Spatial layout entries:
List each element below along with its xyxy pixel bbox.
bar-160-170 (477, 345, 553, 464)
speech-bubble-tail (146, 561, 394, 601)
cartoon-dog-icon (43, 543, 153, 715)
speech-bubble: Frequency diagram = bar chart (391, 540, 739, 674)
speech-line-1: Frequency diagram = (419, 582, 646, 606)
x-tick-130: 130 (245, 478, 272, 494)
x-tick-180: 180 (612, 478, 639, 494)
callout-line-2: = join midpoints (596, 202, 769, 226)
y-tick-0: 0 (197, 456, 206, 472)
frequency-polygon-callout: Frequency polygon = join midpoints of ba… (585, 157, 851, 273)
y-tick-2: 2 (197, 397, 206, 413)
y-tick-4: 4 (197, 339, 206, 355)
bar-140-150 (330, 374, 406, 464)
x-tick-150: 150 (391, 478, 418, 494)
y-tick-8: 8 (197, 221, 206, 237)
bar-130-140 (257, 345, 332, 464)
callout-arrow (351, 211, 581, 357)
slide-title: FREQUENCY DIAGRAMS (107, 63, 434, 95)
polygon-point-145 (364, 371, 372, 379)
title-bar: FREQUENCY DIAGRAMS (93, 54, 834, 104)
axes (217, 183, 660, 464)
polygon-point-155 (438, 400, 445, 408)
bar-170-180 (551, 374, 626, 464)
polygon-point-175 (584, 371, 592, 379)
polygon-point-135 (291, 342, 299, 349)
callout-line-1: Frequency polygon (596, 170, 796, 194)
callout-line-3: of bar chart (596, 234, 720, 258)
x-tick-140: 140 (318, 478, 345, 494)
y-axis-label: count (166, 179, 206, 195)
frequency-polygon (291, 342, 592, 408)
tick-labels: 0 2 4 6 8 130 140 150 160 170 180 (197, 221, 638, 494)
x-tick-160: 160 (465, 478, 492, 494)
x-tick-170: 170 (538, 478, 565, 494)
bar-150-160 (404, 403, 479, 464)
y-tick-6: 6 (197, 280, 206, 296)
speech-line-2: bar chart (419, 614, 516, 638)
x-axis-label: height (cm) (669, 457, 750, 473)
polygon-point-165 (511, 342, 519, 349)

What is asked:
Set out as a numbered list the lines of the material from its beginning through the line containing "y-tick-0: 0 (197, 456, 206, 472)", both ends included, omitting any blank lines.

Answer to the problem:
1. List each element below along with its xyxy pixel bbox.
2. bar-160-170 (477, 345, 553, 464)
3. speech-bubble-tail (146, 561, 394, 601)
4. cartoon-dog-icon (43, 543, 153, 715)
5. speech-bubble: Frequency diagram = bar chart (391, 540, 739, 674)
6. speech-line-1: Frequency diagram = (419, 582, 646, 606)
7. x-tick-130: 130 (245, 478, 272, 494)
8. x-tick-180: 180 (612, 478, 639, 494)
9. callout-line-2: = join midpoints (596, 202, 769, 226)
10. y-tick-0: 0 (197, 456, 206, 472)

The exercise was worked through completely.